- **What you need to do**: How many of the rows below contain the string "TILE", with matching capitalization? Reply with the number only.

- **Given records**:
↓↓↓

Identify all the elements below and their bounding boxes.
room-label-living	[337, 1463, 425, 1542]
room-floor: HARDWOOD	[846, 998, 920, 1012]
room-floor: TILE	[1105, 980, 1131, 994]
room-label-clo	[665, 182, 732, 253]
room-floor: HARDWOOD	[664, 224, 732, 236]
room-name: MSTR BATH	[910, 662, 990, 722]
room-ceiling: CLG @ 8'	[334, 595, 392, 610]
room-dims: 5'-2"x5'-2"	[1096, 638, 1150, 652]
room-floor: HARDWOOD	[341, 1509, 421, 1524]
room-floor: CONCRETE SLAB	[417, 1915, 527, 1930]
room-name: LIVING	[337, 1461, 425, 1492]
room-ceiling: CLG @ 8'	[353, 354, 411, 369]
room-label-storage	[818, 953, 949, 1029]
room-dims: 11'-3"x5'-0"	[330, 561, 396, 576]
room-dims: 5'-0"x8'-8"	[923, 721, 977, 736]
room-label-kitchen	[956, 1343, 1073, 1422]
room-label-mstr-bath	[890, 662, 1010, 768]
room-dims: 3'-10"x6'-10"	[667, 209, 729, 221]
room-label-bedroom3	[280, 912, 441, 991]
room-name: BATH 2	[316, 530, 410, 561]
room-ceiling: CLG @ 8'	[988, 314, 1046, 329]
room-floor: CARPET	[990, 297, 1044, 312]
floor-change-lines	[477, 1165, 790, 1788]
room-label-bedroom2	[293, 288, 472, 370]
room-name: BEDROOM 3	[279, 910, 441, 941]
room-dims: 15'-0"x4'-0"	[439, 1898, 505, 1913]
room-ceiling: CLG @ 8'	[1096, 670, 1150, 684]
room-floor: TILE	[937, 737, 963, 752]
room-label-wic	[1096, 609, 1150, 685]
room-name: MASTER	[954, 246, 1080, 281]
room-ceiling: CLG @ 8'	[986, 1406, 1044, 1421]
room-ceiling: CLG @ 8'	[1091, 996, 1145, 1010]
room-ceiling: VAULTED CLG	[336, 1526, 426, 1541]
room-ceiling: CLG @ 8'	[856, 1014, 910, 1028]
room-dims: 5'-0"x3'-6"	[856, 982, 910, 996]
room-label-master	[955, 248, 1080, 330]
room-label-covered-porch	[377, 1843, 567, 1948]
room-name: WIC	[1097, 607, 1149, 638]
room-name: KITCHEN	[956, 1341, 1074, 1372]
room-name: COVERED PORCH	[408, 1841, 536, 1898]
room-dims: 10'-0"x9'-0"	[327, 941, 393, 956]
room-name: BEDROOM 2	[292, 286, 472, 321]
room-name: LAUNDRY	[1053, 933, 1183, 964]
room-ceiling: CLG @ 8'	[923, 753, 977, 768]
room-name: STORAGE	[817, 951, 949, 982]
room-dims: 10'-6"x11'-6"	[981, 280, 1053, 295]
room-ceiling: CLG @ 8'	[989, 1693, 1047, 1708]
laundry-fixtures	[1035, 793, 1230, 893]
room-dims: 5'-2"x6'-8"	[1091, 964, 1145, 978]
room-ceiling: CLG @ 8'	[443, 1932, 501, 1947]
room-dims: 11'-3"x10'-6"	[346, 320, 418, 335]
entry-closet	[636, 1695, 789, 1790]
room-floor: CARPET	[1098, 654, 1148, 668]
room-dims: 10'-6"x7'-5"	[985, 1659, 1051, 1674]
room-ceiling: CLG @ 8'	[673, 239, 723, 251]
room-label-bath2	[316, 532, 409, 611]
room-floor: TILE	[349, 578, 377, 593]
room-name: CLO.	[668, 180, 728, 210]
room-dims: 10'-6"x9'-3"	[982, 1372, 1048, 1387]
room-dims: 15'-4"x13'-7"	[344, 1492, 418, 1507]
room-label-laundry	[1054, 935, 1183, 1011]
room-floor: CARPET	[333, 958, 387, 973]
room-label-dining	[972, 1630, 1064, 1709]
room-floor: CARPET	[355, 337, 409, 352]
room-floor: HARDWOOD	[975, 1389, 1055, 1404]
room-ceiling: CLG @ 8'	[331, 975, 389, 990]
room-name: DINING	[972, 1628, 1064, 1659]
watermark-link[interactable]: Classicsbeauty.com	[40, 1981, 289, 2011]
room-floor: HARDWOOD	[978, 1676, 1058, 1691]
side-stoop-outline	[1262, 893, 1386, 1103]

↑↑↑

- **Full response**: 3